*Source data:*
-=-=-=-=-
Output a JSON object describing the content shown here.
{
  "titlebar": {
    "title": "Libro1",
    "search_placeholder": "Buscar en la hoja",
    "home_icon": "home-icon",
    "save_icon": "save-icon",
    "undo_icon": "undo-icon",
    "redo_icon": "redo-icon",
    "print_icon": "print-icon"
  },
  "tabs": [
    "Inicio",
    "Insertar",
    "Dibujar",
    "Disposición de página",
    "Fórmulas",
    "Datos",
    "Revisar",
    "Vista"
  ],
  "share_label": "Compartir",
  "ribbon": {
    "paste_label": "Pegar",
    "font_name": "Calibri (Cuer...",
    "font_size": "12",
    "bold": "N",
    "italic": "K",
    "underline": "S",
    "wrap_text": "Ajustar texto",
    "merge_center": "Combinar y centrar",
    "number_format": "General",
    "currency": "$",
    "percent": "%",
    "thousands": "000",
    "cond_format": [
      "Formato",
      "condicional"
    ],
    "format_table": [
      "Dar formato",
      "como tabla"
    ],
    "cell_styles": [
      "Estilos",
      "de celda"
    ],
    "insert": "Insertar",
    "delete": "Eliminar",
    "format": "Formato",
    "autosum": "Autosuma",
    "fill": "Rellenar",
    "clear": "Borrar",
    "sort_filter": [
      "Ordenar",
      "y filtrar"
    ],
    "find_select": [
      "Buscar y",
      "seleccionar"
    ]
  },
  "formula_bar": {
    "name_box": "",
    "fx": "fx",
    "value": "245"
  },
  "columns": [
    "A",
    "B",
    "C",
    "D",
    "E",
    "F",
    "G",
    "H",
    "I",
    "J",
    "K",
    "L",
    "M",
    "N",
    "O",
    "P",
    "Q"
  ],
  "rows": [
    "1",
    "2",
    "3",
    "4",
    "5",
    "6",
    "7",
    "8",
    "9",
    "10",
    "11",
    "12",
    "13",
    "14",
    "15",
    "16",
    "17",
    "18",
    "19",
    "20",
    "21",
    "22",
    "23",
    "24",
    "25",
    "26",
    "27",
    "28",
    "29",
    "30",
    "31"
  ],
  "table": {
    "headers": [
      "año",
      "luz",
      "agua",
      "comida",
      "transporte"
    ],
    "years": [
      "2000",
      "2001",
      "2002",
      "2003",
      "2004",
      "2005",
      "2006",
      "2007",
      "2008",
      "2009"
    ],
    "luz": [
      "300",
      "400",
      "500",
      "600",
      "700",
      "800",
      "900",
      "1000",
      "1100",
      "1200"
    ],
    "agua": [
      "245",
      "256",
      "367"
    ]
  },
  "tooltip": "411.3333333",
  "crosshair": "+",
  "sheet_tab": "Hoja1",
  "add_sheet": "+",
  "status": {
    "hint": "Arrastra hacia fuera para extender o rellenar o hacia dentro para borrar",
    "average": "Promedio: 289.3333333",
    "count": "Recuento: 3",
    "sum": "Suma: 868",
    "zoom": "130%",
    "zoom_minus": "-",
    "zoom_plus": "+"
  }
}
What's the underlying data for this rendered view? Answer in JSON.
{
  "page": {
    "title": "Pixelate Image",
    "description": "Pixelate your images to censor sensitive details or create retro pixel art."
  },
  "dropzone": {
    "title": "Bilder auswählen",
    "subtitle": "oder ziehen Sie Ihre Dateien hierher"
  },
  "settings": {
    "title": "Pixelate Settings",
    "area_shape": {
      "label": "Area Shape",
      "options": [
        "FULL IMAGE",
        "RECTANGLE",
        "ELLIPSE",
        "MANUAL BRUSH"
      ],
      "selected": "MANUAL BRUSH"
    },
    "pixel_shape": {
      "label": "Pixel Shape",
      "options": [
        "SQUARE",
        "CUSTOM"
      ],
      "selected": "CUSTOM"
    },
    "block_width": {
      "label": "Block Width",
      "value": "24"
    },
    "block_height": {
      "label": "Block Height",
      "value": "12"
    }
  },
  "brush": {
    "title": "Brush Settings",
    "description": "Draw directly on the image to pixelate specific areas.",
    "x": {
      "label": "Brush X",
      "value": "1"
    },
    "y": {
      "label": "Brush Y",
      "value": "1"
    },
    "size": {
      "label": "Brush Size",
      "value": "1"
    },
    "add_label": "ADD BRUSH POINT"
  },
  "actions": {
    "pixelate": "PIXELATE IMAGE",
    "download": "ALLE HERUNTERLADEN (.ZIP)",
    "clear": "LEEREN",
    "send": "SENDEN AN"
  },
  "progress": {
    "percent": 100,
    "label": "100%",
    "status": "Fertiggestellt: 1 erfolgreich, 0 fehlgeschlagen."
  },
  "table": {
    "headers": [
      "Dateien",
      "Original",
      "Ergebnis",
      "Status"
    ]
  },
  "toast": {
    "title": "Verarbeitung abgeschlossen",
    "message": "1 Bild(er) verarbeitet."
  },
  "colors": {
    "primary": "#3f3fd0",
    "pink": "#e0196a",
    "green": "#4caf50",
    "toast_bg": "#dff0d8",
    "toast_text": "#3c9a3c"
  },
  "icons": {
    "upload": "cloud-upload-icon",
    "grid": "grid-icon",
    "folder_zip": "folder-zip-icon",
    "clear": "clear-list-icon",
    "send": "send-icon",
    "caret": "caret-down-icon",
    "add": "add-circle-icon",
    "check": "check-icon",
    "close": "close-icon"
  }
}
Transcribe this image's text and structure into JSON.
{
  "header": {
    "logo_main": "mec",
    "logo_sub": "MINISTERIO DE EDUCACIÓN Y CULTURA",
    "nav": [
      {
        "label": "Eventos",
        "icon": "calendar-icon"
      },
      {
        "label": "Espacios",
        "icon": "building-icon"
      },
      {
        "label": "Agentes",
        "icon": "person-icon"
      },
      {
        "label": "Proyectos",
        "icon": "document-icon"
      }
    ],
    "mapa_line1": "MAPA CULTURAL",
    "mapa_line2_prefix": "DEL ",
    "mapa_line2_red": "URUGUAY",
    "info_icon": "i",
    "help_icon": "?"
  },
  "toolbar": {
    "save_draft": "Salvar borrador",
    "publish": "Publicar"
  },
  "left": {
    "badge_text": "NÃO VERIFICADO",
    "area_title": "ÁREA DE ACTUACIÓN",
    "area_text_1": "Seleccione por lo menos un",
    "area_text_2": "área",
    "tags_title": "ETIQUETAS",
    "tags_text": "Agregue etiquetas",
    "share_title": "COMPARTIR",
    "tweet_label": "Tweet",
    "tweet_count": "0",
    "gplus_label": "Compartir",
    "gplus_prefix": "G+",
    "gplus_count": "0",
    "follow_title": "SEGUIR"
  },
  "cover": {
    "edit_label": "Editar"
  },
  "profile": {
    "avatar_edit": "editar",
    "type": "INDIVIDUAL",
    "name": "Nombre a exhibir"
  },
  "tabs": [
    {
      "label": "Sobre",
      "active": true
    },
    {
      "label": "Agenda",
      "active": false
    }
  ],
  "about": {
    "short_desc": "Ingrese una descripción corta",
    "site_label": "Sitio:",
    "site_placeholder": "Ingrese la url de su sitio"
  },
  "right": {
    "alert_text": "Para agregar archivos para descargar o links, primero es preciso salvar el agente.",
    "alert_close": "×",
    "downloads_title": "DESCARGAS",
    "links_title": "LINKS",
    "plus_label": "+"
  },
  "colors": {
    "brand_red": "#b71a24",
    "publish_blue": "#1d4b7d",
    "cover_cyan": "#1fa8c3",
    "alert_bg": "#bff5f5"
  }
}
-=-=-=-=-
*TASK DIRECTIONS:* Every line above needs to be retyped exactly.

*OUTPUT OF THE EXERCISE:*
Output a JSON object describing the content shown here.
{
  "titlebar": {
    "title": "Libro1",
    "search_placeholder": "Buscar en la hoja",
    "home_icon": "home-icon",
    "save_icon": "save-icon",
    "undo_icon": "undo-icon",
    "redo_icon": "redo-icon",
    "print_icon": "print-icon"
  },
  "tabs": [
    "Inicio",
    "Insertar",
    "Dibujar",
    "Disposición de página",
    "Fórmulas",
    "Datos",
    "Revisar",
    "Vista"
  ],
  "share_label": "Compartir",
  "ribbon": {
    "paste_label": "Pegar",
    "font_name": "Calibri (Cuer...",
    "font_size": "12",
    "bold": "N",
    "italic": "K",
    "underline": "S",
    "wrap_text": "Ajustar texto",
    "merge_center": "Combinar y centrar",
    "number_format": "General",
    "currency": "$",
    "percent": "%",
    "thousands": "000",
    "cond_format": [
      "Formato",
      "condicional"
    ],
    "format_table": [
      "Dar formato",
      "como tabla"
    ],
    "cell_styles": [
      "Estilos",
      "de celda"
    ],
    "insert": "Insertar",
    "delete": "Eliminar",
    "format": "Formato",
    "autosum": "Autosuma",
    "fill": "Rellenar",
    "clear": "Borrar",
    "sort_filter": [
      "Ordenar",
      "y filtrar"
    ],
    "find_select": [
      "Buscar y",
      "seleccionar"
    ]
  },
  "formula_bar": {
    "name_box": "",
    "fx": "fx",
    "value": "245"
  },
  "columns": [
    "A",
    "B",
    "C",
    "D",
    "E",
    "F",
    "G",
    "H",
    "I",
    "J",
    "K",
    "L",
    "M",
    "N",
    "O",
    "P",
    "Q"
  ],
  "rows": [
    "1",
    "2",
    "3",
    "4",
    "5",
    "6",
    "7",
    "8",
    "9",
    "10",
    "11",
    "12",
    "13",
    "14",
    "15",
    "16",
    "17",
    "18",
    "19",
    "20",
    "21",
    "22",
    "23",
    "24",
    "25",
    "26",
    "27",
    "28",
    "29",
    "30",
    "31"
  ],
  "table": {
    "headers": [
      "año",
      "luz",
      "agua",
      "comida",
      "transporte"
    ],
    "years": [
      "2000",
      "2001",
      "2002",
      "2003",
      "2004",
      "2005",
      "2006",
      "2007",
      "2008",
      "2009"
    ],
    "luz": [
      "300",
      "400",
      "500",
      "600",
      "700",
      "800",
      "900",
      "1000",
      "1100",
      "1200"
    ],
    "agua": [
      "245",
      "256",
      "367"
    ]
  },
  "tooltip": "411.3333333",
  "crosshair": "+",
  "sheet_tab": "Hoja1",
  "add_sheet": "+",
  "status": {
    "hint": "Arrastra hacia fuera para extender o rellenar o hacia dentro para borrar",
    "average": "Promedio: 289.3333333",
    "count": "Recuento: 3",
    "sum": "Suma: 868",
    "zoom": "130%",
    "zoom_minus": "-",
    "zoom_plus": "+"
  }
}
What's the underlying data for this rendered view? Answer in JSON.
{
  "page": {
    "title": "Pixelate Image",
    "description": "Pixelate your images to censor sensitive details or create retro pixel art."
  },
  "dropzone": {
    "title": "Bilder auswählen",
    "subtitle": "oder ziehen Sie Ihre Dateien hierher"
  },
  "settings": {
    "title": "Pixelate Settings",
    "area_shape": {
      "label": "Area Shape",
      "options": [
        "FULL IMAGE",
        "RECTANGLE",
        "ELLIPSE",
        "MANUAL BRUSH"
      ],
      "selected": "MANUAL BRUSH"
    },
    "pixel_shape": {
      "label": "Pixel Shape",
      "options": [
        "SQUARE",
        "CUSTOM"
      ],
      "selected": "CUSTOM"
    },
    "block_width": {
      "label": "Block Width",
      "value": "24"
    },
    "block_height": {
      "label": "Block Height",
      "value": "12"
    }
  },
  "brush": {
    "title": "Brush Settings",
    "description": "Draw directly on the image to pixelate specific areas.",
    "x": {
      "label": "Brush X",
      "value": "1"
    },
    "y": {
      "label": "Brush Y",
      "value": "1"
    },
    "size": {
      "label": "Brush Size",
      "value": "1"
    },
    "add_label": "ADD BRUSH POINT"
  },
  "actions": {
    "pixelate": "PIXELATE IMAGE",
    "download": "ALLE HERUNTERLADEN (.ZIP)",
    "clear": "LEEREN",
    "send": "SENDEN AN"
  },
  "progress": {
    "percent": 100,
    "label": "100%",
    "status": "Fertiggestellt: 1 erfolgreich, 0 fehlgeschlagen."
  },
  "table": {
    "headers": [
      "Dateien",
      "Original",
      "Ergebnis",
      "Status"
    ]
  },
  "toast": {
    "title": "Verarbeitung abgeschlossen",
    "message": "1 Bild(er) verarbeitet."
  },
  "colors": {
    "primary": "#3f3fd0",
    "pink": "#e0196a",
    "green": "#4caf50",
    "toast_bg": "#dff0d8",
    "toast_text": "#3c9a3c"
  },
  "icons": {
    "upload": "cloud-upload-icon",
    "grid": "grid-icon",
    "folder_zip": "folder-zip-icon",
    "clear": "clear-list-icon",
    "send": "send-icon",
    "caret": "caret-down-icon",
    "add": "add-circle-icon",
    "check": "check-icon",
    "close": "close-icon"
  }
}
Transcribe this image's text and structure into JSON.
{
  "header": {
    "logo_main": "mec",
    "logo_sub": "MINISTERIO DE EDUCACIÓN Y CULTURA",
    "nav": [
      {
        "label": "Eventos",
        "icon": "calendar-icon"
      },
      {
        "label": "Espacios",
        "icon": "building-icon"
      },
      {
        "label": "Agentes",
        "icon": "person-icon"
      },
      {
        "label": "Proyectos",
        "icon": "document-icon"
      }
    ],
    "mapa_line1": "MAPA CULTURAL",
    "mapa_line2_prefix": "DEL ",
    "mapa_line2_red": "URUGUAY",
    "info_icon": "i",
    "help_icon": "?"
  },
  "toolbar": {
    "save_draft": "Salvar borrador",
    "publish": "Publicar"
  },
  "left": {
    "badge_text": "NÃO VERIFICADO",
    "area_title": "ÁREA DE ACTUACIÓN",
    "area_text_1": "Seleccione por lo menos un",
    "area_text_2": "área",
    "tags_title": "ETIQUETAS",
    "tags_text": "Agregue etiquetas",
    "share_title": "COMPARTIR",
    "tweet_label": "Tweet",
    "tweet_count": "0",
    "gplus_label": "Compartir",
    "gplus_prefix": "G+",
    "gplus_count": "0",
    "follow_title": "SEGUIR"
  },
  "cover": {
    "edit_label": "Editar"
  },
  "profile": {
    "avatar_edit": "editar",
    "type": "INDIVIDUAL",
    "name": "Nombre a exhibir"
  },
  "tabs": [
    {
      "label": "Sobre",
      "active": true
    },
    {
      "label": "Agenda",
      "active": false
    }
  ],
  "about": {
    "short_desc": "Ingrese una descripción corta",
    "site_label": "Sitio:",
    "site_placeholder": "Ingrese la url de su sitio"
  },
  "right": {
    "alert_text": "Para agregar archivos para descargar o links, primero es preciso salvar el agente.",
    "alert_close": "×",
    "downloads_title": "DESCARGAS",
    "links_title": "LINKS",
    "plus_label": "+"
  },
  "colors": {
    "brand_red": "#b71a24",
    "publish_blue": "#1d4b7d",
    "cover_cyan": "#1fa8c3",
    "alert_bg": "#bff5f5"
  }
}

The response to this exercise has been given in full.